▶ **Task statement**: Check each line of the listing for the string "前瞻产业研究院", count the lines that have it, and answer with that number only.

▶ **Listed entries**:

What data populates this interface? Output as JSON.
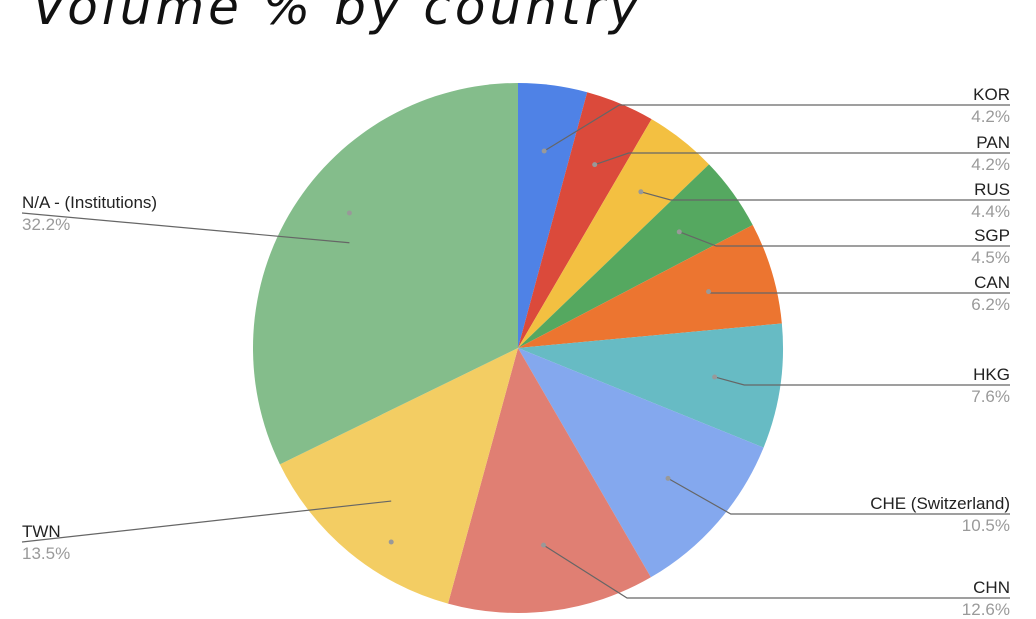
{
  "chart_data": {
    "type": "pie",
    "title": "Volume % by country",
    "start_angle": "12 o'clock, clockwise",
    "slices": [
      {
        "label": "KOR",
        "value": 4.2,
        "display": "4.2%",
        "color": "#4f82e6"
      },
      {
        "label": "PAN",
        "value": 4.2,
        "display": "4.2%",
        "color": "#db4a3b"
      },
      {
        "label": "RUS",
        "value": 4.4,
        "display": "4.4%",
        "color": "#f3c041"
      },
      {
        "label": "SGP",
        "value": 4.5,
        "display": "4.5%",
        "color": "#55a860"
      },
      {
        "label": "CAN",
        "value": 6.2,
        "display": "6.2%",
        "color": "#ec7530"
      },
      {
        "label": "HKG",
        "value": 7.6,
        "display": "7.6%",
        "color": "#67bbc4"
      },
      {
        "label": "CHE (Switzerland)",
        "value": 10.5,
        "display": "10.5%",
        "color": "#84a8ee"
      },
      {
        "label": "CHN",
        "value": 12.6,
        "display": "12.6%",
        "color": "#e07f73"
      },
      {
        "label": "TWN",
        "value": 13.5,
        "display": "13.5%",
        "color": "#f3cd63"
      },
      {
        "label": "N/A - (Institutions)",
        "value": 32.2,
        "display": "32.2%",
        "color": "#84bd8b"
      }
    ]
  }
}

...

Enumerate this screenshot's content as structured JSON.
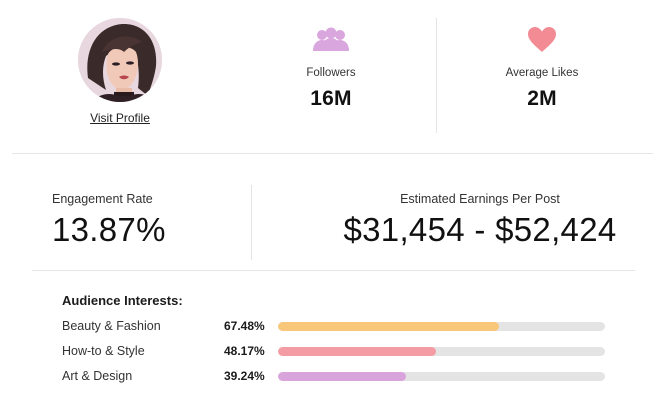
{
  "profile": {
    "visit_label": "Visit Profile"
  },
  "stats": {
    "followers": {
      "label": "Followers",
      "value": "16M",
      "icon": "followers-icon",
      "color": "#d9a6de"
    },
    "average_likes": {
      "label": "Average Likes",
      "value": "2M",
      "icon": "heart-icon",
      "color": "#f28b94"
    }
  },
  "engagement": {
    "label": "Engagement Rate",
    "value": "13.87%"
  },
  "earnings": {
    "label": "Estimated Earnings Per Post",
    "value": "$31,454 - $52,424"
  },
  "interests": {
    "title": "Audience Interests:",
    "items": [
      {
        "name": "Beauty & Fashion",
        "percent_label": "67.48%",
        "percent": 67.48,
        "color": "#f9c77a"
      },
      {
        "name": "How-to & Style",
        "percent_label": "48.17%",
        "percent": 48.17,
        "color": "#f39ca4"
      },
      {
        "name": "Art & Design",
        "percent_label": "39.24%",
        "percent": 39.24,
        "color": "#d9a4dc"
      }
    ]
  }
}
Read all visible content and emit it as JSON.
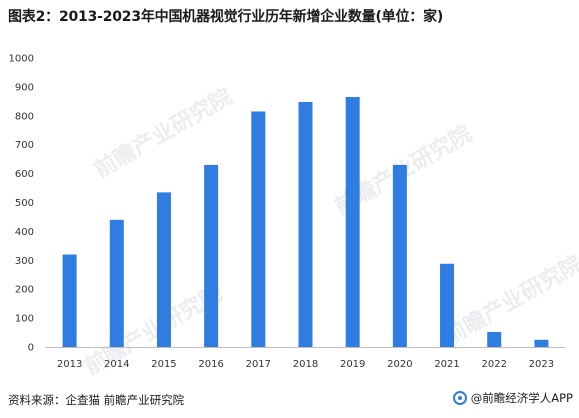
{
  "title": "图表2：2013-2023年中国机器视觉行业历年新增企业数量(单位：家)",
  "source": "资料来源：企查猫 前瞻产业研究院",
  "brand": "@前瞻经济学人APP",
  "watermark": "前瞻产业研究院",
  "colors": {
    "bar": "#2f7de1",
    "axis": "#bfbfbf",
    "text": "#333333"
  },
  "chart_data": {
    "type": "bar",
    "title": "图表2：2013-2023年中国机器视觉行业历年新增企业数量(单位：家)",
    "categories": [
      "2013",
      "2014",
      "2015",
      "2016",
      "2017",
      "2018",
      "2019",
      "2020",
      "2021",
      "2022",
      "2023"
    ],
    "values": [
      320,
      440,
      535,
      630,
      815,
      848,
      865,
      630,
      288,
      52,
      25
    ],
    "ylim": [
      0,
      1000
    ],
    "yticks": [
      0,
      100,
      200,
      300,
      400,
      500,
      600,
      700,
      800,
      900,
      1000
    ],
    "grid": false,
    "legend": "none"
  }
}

▶ **Output of the task**: 2